* [Objective]: Every line that contains the word "label" should be copied.

-- start --

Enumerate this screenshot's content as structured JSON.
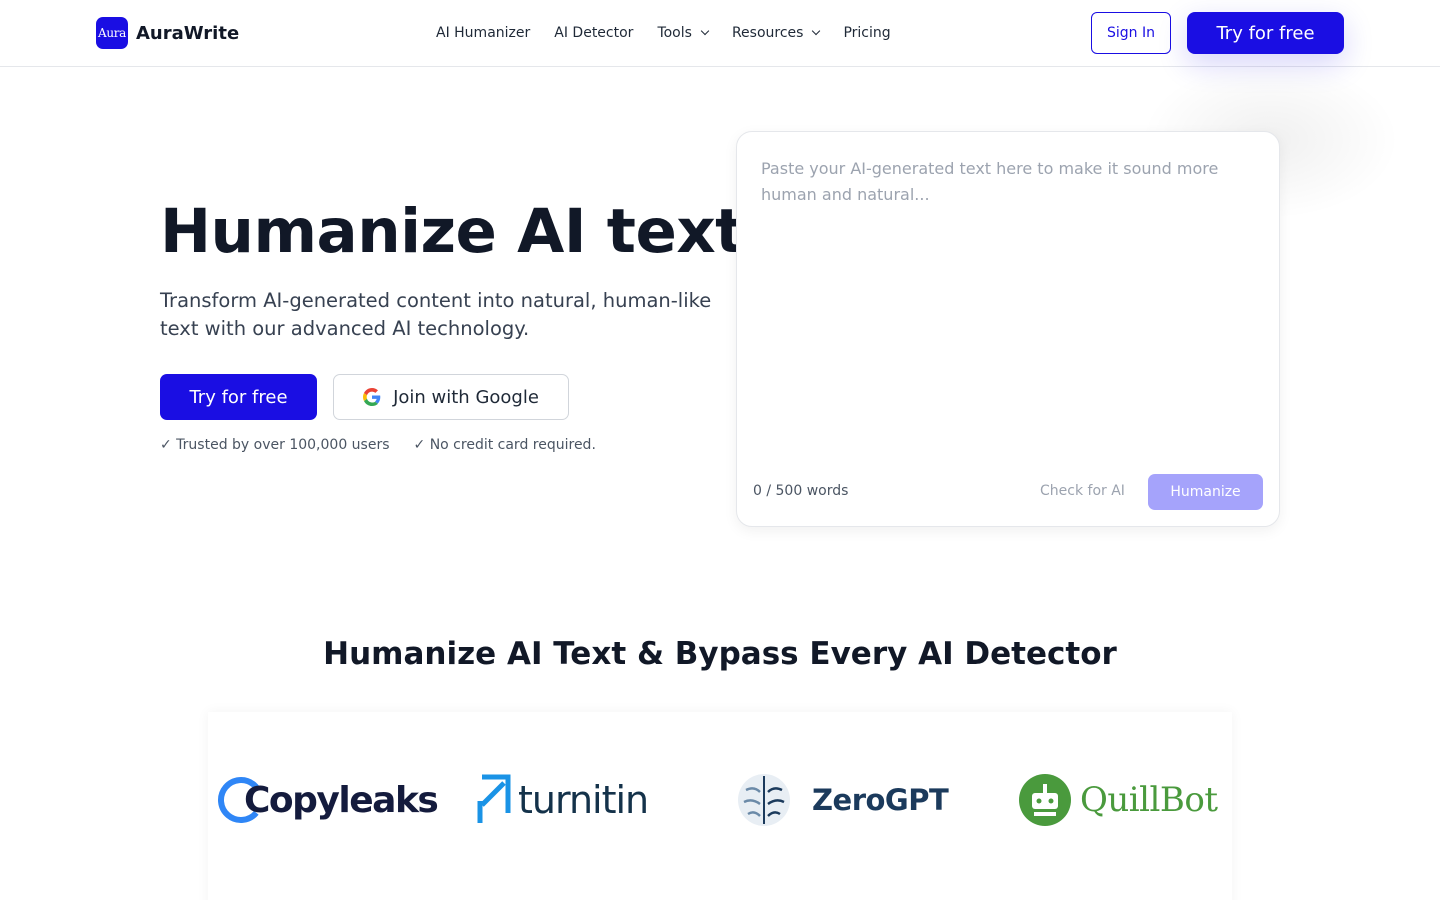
{
  "brand": {
    "logo_mark": "Aura",
    "name": "AuraWrite",
    "accent": "#1a0ee3"
  },
  "nav": {
    "items": [
      {
        "label": "AI Humanizer",
        "dropdown": false
      },
      {
        "label": "AI Detector",
        "dropdown": false
      },
      {
        "label": "Tools",
        "dropdown": true
      },
      {
        "label": "Resources",
        "dropdown": true
      },
      {
        "label": "Pricing",
        "dropdown": false
      }
    ],
    "sign_in": "Sign In",
    "try_free": "Try for free"
  },
  "hero": {
    "title": "Humanize AI text",
    "subtitle": "Transform AI-generated content into natural, human-like text with our advanced AI technology.",
    "try_free": "Try for free",
    "google": "Join with Google",
    "trust": [
      "✓ Trusted by over 100,000 users",
      "✓ No credit card required."
    ]
  },
  "editor": {
    "placeholder": "Paste your AI-generated text here to make it sound more human and natural...",
    "value": "",
    "word_count": "0 / 500 words",
    "check_ai": "Check for AI",
    "humanize": "Humanize"
  },
  "detectors": {
    "title": "Humanize AI Text & Bypass Every AI Detector",
    "logos": [
      {
        "name": "Copyleaks",
        "icon": "copyleaks-logo"
      },
      {
        "name": "turnitin",
        "icon": "turnitin-logo"
      },
      {
        "name": "ZeroGPT",
        "icon": "zerogpt-logo"
      },
      {
        "name": "QuillBot",
        "icon": "quillbot-logo"
      }
    ]
  }
}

-- end --

* [Response to this task]:
        "label": "AI Humanizer",
        "label": "AI Detector",
        "label": "Tools",
        "label": "Resources",
        "label": "Pricing",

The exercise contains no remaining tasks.